Problem details: Find each line in the following listing that has the string "Avançadas", then state the count and nothing else.

Record extracts:

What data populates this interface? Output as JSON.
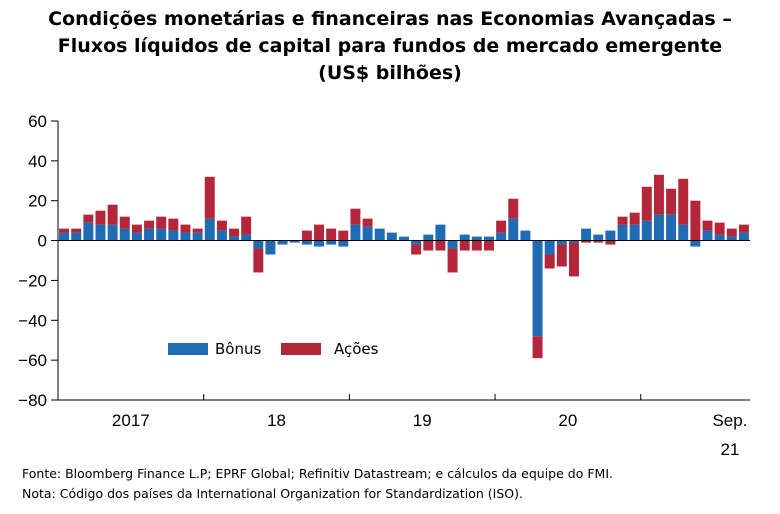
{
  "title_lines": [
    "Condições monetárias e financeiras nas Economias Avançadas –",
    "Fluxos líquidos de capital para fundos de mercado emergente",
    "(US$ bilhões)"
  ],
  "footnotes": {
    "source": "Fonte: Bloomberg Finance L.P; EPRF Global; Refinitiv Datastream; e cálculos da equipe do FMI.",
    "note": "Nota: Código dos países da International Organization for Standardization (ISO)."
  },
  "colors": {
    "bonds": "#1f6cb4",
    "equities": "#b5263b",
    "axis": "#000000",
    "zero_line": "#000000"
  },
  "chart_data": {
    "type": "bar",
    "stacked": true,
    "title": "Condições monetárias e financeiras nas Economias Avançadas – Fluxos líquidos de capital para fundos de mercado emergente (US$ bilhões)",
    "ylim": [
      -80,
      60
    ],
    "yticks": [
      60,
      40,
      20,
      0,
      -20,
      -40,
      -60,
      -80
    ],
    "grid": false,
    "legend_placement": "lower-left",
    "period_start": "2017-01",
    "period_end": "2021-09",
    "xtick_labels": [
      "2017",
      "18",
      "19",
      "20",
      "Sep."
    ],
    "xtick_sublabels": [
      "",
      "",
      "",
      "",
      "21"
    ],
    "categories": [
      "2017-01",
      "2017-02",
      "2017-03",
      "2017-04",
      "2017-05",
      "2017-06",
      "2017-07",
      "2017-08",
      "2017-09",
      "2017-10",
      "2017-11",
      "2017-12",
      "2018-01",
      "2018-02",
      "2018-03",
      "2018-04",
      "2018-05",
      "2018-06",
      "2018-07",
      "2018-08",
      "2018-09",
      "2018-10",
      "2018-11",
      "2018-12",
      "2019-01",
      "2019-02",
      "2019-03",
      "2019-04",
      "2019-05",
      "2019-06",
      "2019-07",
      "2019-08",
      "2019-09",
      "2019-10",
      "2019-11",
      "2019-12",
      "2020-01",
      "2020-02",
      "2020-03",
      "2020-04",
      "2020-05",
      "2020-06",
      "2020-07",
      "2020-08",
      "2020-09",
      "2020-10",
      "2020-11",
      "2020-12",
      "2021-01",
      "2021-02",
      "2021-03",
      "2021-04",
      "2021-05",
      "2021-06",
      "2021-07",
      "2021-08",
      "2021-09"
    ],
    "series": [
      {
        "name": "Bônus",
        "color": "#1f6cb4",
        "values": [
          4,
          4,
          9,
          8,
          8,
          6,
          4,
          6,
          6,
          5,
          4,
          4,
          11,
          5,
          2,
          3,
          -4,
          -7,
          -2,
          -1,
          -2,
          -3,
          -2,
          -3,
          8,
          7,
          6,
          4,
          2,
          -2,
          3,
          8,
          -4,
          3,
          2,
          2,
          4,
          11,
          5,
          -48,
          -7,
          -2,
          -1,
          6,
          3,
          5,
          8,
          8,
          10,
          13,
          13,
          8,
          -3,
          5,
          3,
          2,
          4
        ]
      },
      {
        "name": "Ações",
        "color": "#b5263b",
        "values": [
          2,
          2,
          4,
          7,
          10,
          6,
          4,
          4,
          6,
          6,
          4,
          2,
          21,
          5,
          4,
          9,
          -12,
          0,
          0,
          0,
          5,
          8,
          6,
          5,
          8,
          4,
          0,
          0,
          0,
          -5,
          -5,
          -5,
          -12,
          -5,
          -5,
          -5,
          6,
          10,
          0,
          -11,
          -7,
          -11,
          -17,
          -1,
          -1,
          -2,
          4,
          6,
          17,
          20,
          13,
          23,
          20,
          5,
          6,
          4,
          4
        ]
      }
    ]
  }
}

* * *

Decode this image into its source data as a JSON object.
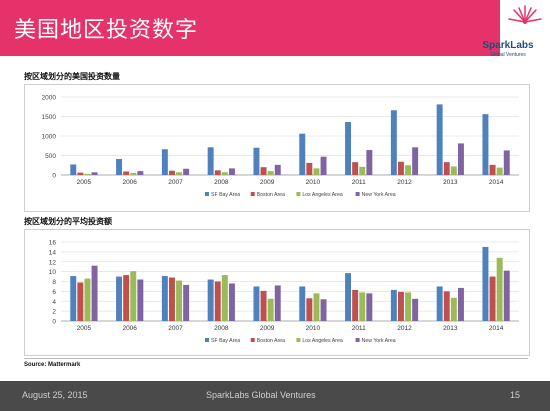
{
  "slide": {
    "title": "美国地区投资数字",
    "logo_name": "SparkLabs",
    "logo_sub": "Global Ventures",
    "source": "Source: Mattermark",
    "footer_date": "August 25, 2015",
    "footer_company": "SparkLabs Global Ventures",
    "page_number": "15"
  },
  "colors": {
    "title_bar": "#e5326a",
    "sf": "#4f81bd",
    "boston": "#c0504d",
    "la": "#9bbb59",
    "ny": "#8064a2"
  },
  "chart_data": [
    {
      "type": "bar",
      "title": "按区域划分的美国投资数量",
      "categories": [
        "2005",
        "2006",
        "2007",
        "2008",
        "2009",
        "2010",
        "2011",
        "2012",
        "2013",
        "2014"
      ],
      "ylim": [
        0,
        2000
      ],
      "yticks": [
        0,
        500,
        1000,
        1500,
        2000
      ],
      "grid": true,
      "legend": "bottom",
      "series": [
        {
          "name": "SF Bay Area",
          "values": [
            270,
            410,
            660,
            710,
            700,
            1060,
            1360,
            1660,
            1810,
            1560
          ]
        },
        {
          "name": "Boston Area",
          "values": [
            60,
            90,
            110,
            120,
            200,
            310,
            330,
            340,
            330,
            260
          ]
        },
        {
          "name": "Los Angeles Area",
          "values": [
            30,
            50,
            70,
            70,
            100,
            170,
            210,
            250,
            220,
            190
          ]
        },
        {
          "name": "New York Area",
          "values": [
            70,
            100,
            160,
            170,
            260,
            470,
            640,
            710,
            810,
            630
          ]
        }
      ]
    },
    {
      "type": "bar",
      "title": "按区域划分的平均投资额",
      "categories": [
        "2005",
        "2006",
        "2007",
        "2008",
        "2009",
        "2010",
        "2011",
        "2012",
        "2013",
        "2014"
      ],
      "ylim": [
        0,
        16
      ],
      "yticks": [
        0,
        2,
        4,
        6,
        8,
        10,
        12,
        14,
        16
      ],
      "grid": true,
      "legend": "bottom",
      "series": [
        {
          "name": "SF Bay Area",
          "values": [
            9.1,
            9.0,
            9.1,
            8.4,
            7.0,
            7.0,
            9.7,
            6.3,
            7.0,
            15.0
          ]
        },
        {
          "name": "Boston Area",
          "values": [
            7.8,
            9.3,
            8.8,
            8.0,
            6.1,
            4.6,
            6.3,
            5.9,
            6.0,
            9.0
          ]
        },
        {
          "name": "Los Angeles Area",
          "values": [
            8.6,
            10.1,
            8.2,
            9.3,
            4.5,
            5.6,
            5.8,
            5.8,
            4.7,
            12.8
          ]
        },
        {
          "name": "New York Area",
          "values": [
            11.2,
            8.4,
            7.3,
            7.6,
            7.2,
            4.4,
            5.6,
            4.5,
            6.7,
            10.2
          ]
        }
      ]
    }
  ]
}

...

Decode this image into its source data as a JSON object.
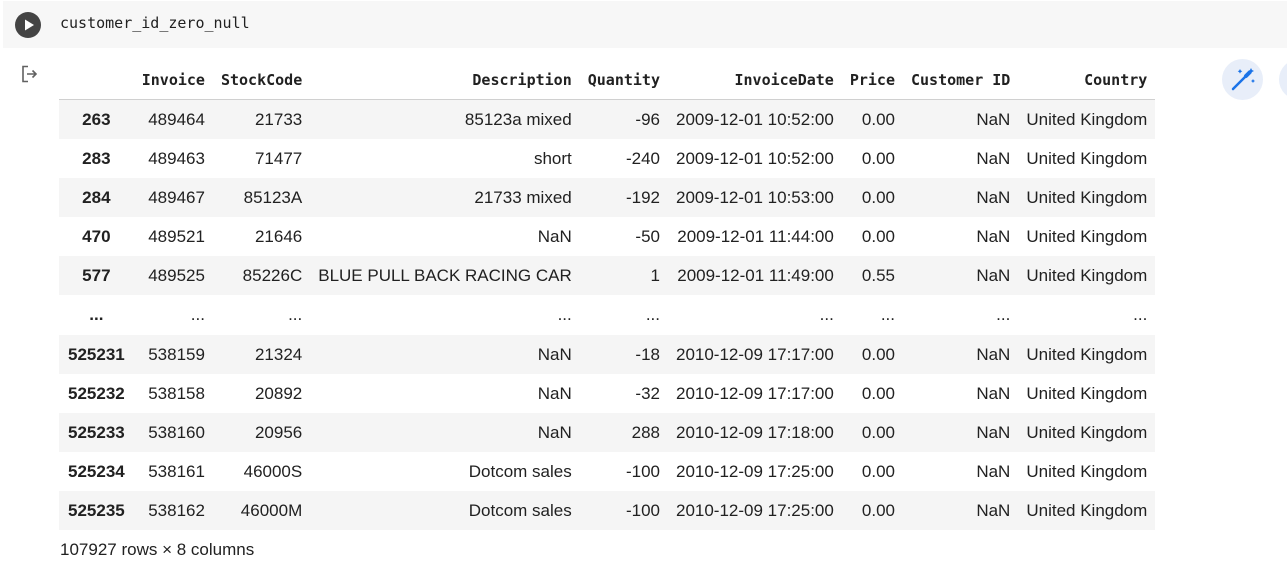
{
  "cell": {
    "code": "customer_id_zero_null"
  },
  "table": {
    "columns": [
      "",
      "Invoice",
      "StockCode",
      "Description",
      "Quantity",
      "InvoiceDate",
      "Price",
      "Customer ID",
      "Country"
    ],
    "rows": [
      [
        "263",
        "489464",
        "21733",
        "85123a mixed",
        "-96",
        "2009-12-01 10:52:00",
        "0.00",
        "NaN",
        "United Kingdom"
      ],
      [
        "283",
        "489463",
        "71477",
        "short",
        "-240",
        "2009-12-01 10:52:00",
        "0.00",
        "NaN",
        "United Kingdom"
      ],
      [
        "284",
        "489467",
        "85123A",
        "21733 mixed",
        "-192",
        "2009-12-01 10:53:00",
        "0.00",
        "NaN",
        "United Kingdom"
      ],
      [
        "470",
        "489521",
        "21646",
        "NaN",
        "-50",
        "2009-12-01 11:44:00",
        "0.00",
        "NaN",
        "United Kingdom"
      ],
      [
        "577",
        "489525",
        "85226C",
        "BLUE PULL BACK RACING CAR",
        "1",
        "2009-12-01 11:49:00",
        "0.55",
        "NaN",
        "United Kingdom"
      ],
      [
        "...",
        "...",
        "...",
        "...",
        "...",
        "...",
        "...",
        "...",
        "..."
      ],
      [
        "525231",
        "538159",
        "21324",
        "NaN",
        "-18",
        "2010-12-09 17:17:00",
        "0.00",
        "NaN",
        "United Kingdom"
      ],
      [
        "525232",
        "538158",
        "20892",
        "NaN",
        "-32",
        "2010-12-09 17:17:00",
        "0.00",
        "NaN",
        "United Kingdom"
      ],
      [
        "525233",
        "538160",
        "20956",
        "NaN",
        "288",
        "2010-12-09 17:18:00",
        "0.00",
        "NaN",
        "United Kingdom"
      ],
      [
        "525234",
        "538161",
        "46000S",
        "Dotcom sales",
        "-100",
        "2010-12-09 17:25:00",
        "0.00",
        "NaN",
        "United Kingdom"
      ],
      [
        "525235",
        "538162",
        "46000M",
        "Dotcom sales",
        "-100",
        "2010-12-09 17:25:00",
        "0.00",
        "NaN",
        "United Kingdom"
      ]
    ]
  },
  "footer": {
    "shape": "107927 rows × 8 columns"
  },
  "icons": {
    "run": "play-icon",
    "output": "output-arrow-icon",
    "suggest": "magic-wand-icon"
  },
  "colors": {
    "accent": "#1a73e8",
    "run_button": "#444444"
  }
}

Reply to the task: 2